(Extracted data entries)
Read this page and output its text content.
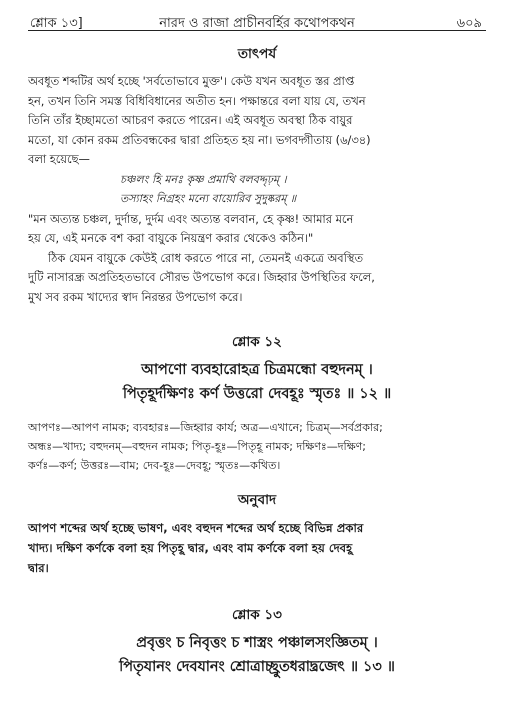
শ্লোক ১৩]	নারদ ও রাজা প্রাচীনবর্হির কথোপকথন	৬০৯
তাৎপর্য
অবধূত শব্দটির অর্থ হচ্ছে 'সর্বতোভাবে মুক্ত'। কেউ যখন অবধূত স্তর প্রাপ্ত
হন, তখন তিনি সমস্ত বিধিবিধানের অতীত হন। পক্ষান্তরে বলা যায় যে, তখন
তিনি তাঁর ইচ্ছামতো আচরণ করতে পারেন। এই অবধূত অবস্থা ঠিক বায়ুর
মতো, যা কোন রকম প্রতিবন্ধকের দ্বারা প্রতিহত হয় না। ভগবদ্গীতায় (৬/৩৪)
বলা হয়েছে—
চঞ্চলং হি মনঃ কৃষ্ণ প্রমাথি বলবদ্দৃঢ়ম্ ।
তস্যাহং নিগ্রহং মন্যে বায়োরিব সুদুষ্করম্ ॥
"মন অত্যন্ত চঞ্চল, দুর্দান্ত, দুর্দম এবং অত্যন্ত বলবান, হে কৃষ্ণ! আমার মনে
হয় যে, এই মনকে বশ করা বায়ুকে নিয়ন্ত্রণ করার থেকেও কঠিন।"
ঠিক যেমন বায়ুকে কেউই রোধ করতে পারে না, তেমনই একত্রে অবস্থিত
দুটি নাসারন্ধ্র অপ্রতিহতভাবে সৌরভ উপভোগ করে। জিহ্বার উপস্থিতির ফলে,
মুখ সব রকম খাদ্যের স্বাদ নিরন্তর উপভোগ করে।
শ্লোক ১২
আপণো ব্যবহারোহত্র চিত্রমন্ধো বহুদনম্ ।
পিতৃহূর্দক্ষিণঃ কর্ণ উত্তরো দেবহূঃ স্মৃতঃ ॥ ১২ ॥
আপণঃ—আপণ নামক; ব্যবহারঃ—জিহ্বার কার্য; অত্র—এখানে; চিত্রম্—সর্বপ্রকার;
অন্ধঃ—খাদ্য; বহুদনম্—বহুদন নামক; পিতৃ-হূঃ—পিতৃহূ নামক; দক্ষিণঃ—দক্ষিণ;
কর্ণঃ—কর্ণ; উত্তরঃ—বাম; দেব-হূঃ—দেবহূ; স্মৃতঃ—কথিত।
অনুবাদ
আপণ শব্দের অর্থ হচ্ছে ভাষণ, এবং বহুদন শব্দের অর্থ হচ্ছে বিভিন্ন প্রকার
খাদ্য। দক্ষিণ কর্ণকে বলা হয় পিতৃহূ দ্বার, এবং বাম কর্ণকে বলা হয় দেবহূ
দ্বার।
শ্লোক ১৩
প্রবৃত্তং চ নিবৃত্তং চ শাস্ত্রং পঞ্চালসংজ্ঞিতম্ ।
পিতৃযানং দেবযানং শ্রোত্রাচ্ছ্রুতধরাদ্ব্রজেৎ ॥ ১৩ ॥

GOAL –
The material above holds pictures; copy everything else in it exactly.

SOLVED PROBLEM –
Read this page and output its text content.
শ্লোক ১৩]	নারদ ও রাজা প্রাচীনবর্হির কথোপকথন	৬০৯
তাৎপর্য
অবধূত শব্দটির অর্থ হচ্ছে 'সর্বতোভাবে মুক্ত'। কেউ যখন অবধূত স্তর প্রাপ্ত
হন, তখন তিনি সমস্ত বিধিবিধানের অতীত হন। পক্ষান্তরে বলা যায় যে, তখন
তিনি তাঁর ইচ্ছামতো আচরণ করতে পারেন। এই অবধূত অবস্থা ঠিক বায়ুর
মতো, যা কোন রকম প্রতিবন্ধকের দ্বারা প্রতিহত হয় না। ভগবদ্গীতায় (৬/৩৪)
বলা হয়েছে—
চঞ্চলং হি মনঃ কৃষ্ণ প্রমাথি বলবদ্দৃঢ়ম্ ।
তস্যাহং নিগ্রহং মন্যে বায়োরিব সুদুষ্করম্ ॥
"মন অত্যন্ত চঞ্চল, দুর্দান্ত, দুর্দম এবং অত্যন্ত বলবান, হে কৃষ্ণ! আমার মনে
হয় যে, এই মনকে বশ করা বায়ুকে নিয়ন্ত্রণ করার থেকেও কঠিন।"
ঠিক যেমন বায়ুকে কেউই রোধ করতে পারে না, তেমনই একত্রে অবস্থিত
দুটি নাসারন্ধ্র অপ্রতিহতভাবে সৌরভ উপভোগ করে। জিহ্বার উপস্থিতির ফলে,
মুখ সব রকম খাদ্যের স্বাদ নিরন্তর উপভোগ করে।
শ্লোক ১২
আপণো ব্যবহারোহত্র চিত্রমন্ধো বহুদনম্ ।
পিতৃহূর্দক্ষিণঃ কর্ণ উত্তরো দেবহূঃ স্মৃতঃ ॥ ১২ ॥
আপণঃ—আপণ নামক; ব্যবহারঃ—জিহ্বার কার্য; অত্র—এখানে; চিত্রম্—সর্বপ্রকার;
অন্ধঃ—খাদ্য; বহুদনম্—বহুদন নামক; পিতৃ-হূঃ—পিতৃহূ নামক; দক্ষিণঃ—দক্ষিণ;
কর্ণঃ—কর্ণ; উত্তরঃ—বাম; দেব-হূঃ—দেবহূ; স্মৃতঃ—কথিত।
অনুবাদ
আপণ শব্দের অর্থ হচ্ছে ভাষণ, এবং বহুদন শব্দের অর্থ হচ্ছে বিভিন্ন প্রকার
খাদ্য। দক্ষিণ কর্ণকে বলা হয় পিতৃহূ দ্বার, এবং বাম কর্ণকে বলা হয় দেবহূ
দ্বার।
শ্লোক ১৩
প্রবৃত্তং চ নিবৃত্তং চ শাস্ত্রং পঞ্চালসংজ্ঞিতম্ ।
পিতৃযানং দেবযানং শ্রোত্রাচ্ছ্রুতধরাদ্ব্রজেৎ ॥ ১৩ ॥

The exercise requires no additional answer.